* [What to work on]
Report how many lines of these entries hold the string "ಏಕಸದಸ"; reply with the number alone.

(Recorded data)
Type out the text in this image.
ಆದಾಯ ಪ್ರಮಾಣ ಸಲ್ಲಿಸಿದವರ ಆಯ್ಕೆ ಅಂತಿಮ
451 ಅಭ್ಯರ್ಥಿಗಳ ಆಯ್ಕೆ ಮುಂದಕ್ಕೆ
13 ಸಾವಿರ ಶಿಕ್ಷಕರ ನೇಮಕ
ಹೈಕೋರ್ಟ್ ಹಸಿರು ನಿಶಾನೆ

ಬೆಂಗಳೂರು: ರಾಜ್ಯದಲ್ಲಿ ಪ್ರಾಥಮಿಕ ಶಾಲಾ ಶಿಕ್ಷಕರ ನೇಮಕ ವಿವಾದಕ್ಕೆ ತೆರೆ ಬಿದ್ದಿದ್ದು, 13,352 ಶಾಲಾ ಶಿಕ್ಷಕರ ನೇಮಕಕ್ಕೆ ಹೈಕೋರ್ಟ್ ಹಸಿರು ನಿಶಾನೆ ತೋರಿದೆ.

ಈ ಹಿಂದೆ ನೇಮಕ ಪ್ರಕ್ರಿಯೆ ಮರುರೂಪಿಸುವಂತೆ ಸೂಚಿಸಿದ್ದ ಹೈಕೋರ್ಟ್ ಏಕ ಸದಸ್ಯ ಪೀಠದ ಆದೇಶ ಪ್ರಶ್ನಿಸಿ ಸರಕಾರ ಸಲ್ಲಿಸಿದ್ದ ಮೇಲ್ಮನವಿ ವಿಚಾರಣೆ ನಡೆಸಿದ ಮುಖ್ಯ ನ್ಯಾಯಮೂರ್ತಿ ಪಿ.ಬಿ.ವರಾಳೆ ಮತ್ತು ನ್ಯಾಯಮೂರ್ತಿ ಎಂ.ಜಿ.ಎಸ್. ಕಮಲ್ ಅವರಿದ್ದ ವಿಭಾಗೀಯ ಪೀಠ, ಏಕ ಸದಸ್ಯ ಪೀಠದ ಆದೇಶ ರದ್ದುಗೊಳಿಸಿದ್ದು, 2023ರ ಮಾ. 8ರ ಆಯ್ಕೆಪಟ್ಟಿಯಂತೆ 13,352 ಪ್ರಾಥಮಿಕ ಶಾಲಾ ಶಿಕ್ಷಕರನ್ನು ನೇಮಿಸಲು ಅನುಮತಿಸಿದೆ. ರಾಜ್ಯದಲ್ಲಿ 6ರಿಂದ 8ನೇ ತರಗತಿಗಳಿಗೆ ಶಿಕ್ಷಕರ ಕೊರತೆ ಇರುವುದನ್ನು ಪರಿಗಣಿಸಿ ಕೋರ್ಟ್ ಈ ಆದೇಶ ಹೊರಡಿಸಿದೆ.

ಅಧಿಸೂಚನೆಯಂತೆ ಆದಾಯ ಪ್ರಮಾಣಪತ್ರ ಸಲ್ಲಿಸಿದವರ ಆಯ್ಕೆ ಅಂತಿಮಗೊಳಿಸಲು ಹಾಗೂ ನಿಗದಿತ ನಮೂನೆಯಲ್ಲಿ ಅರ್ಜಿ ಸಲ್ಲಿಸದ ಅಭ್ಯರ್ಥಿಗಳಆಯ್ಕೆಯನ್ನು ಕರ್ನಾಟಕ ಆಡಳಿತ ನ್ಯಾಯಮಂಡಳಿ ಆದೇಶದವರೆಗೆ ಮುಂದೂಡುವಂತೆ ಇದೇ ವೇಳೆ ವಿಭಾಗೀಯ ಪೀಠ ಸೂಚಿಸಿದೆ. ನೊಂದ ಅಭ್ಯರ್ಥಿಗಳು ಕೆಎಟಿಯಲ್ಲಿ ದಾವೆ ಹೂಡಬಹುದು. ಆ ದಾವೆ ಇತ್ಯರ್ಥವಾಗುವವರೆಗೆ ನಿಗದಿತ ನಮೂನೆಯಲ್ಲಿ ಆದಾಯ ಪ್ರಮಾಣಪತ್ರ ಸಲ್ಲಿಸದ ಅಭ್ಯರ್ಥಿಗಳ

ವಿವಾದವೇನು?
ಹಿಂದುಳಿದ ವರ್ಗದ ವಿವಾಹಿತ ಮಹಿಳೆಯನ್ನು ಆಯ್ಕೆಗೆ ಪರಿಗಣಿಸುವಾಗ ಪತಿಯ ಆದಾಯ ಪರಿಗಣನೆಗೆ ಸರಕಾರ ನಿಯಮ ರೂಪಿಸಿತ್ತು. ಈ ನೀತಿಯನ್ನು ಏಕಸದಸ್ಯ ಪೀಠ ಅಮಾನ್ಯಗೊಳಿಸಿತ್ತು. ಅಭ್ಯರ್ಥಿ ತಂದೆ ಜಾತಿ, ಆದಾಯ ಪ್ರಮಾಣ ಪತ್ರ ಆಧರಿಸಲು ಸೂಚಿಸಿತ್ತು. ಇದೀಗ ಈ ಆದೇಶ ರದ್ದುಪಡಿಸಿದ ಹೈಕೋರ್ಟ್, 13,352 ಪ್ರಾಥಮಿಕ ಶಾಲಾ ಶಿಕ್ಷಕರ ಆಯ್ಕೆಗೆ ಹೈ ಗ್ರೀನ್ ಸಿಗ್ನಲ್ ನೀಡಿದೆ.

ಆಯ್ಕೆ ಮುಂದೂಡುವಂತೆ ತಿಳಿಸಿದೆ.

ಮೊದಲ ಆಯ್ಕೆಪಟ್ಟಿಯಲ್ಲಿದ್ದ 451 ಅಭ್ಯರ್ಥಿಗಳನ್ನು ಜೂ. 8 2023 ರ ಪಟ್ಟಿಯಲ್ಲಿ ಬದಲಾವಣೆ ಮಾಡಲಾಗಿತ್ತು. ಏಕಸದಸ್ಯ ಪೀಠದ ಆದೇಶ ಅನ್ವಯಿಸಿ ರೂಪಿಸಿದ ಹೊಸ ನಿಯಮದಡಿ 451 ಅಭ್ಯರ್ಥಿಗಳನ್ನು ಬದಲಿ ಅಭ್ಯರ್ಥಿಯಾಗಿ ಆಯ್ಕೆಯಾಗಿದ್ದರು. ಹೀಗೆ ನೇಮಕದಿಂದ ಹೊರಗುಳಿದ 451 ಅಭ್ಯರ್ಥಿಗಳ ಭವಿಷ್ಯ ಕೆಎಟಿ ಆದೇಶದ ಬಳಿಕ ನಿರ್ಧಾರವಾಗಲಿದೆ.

* [Reply]
2